▸ **What to work on**:
Make an exact copy of the entries, and keep any pictures out of it.

▸ **Data items**:

══════════════════════════════

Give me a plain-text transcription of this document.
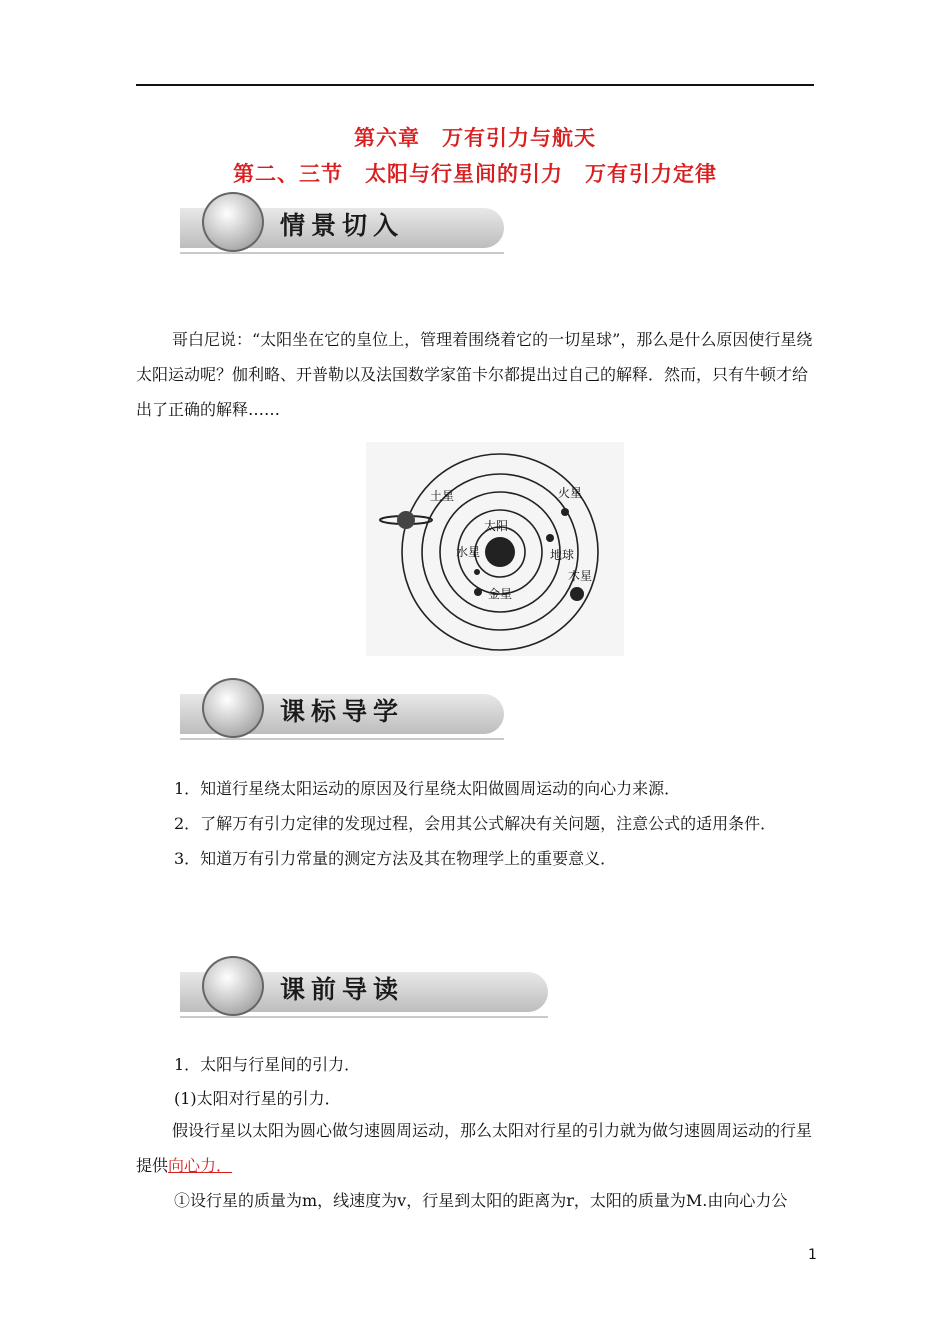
第六章　万有引力与航天
第二、三节　太阳与行星间的引力　万有引力定律
情景切入
哥白尼说：“太阳坐在它的皇位上，管理着围绕着它的一切星球”，那么是什么原因使行星绕太阳运动呢？伽利略、开普勒以及法国数学家笛卡尔都提出过自己的解释．然而，只有牛顿才给出了正确的解释……
太阳
水星
金星
地球
火星
木星
土星
课标导学
1．知道行星绕太阳运动的原因及行星绕太阳做圆周运动的向心力来源．
2．了解万有引力定律的发现过程，会用其公式解决有关问题，注意公式的适用条件．
3．知道万有引力常量的测定方法及其在物理学上的重要意义．
课前导读
1．太阳与行星间的引力．
(1)太阳对行星的引力．
假设行星以太阳为圆心做匀速圆周运动，那么太阳对行星的引力就为做匀速圆周运动的行星提供向心力．
①设行星的质量为m，线速度为v，行星到太阳的距离为r，太阳的质量为M.由向心力公
1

══════════════════════════════

▸ **Answer to the task**:
Give me a plain-text transcription of this document.
第六章　万有引力与航天
第二、三节　太阳与行星间的引力　万有引力定律
情景切入
哥白尼说：“太阳坐在它的皇位上，管理着围绕着它的一切星球”，那么是什么原因使行星绕太阳运动呢？伽利略、开普勒以及法国数学家笛卡尔都提出过自己的解释．然而，只有牛顿才给出了正确的解释……
太阳
水星
金星
地球
火星
木星
土星
课标导学
1．知道行星绕太阳运动的原因及行星绕太阳做圆周运动的向心力来源．
2．了解万有引力定律的发现过程，会用其公式解决有关问题，注意公式的适用条件．
3．知道万有引力常量的测定方法及其在物理学上的重要意义．
课前导读
1．太阳与行星间的引力．
(1)太阳对行星的引力．
假设行星以太阳为圆心做匀速圆周运动，那么太阳对行星的引力就为做匀速圆周运动的行星提供向心力．
①设行星的质量为m，线速度为v，行星到太阳的距离为r，太阳的质量为M.由向心力公
1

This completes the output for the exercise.